## DIRECTION
Repeat the full listing below verbatim and keep the images out.

Figure collection entries:
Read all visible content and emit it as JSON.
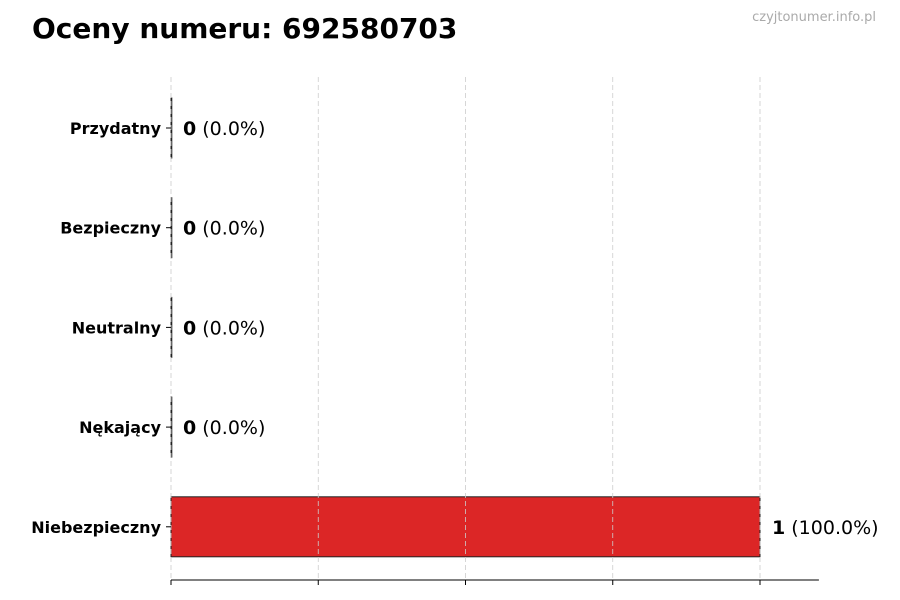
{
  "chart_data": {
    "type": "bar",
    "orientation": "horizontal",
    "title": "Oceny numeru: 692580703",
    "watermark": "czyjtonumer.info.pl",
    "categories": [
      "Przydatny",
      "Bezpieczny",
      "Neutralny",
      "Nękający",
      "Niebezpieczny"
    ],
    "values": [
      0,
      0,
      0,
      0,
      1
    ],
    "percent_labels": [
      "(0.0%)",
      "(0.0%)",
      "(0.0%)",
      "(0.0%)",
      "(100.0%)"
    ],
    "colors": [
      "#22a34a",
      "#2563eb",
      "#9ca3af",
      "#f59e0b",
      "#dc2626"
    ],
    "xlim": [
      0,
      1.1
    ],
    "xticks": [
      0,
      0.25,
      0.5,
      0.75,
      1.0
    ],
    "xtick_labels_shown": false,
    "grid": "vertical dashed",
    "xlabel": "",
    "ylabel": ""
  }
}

## WORKED SOLUTION
Read all visible content and emit it as JSON.
{
  "chart_data": {
    "type": "bar",
    "orientation": "horizontal",
    "title": "Oceny numeru: 692580703",
    "watermark": "czyjtonumer.info.pl",
    "categories": [
      "Przydatny",
      "Bezpieczny",
      "Neutralny",
      "Nękający",
      "Niebezpieczny"
    ],
    "values": [
      0,
      0,
      0,
      0,
      1
    ],
    "percent_labels": [
      "(0.0%)",
      "(0.0%)",
      "(0.0%)",
      "(0.0%)",
      "(100.0%)"
    ],
    "colors": [
      "#22a34a",
      "#2563eb",
      "#9ca3af",
      "#f59e0b",
      "#dc2626"
    ],
    "xlim": [
      0,
      1.1
    ],
    "xticks": [
      0,
      0.25,
      0.5,
      0.75,
      1.0
    ],
    "xtick_labels_shown": false,
    "grid": "vertical dashed",
    "xlabel": "",
    "ylabel": ""
  }
}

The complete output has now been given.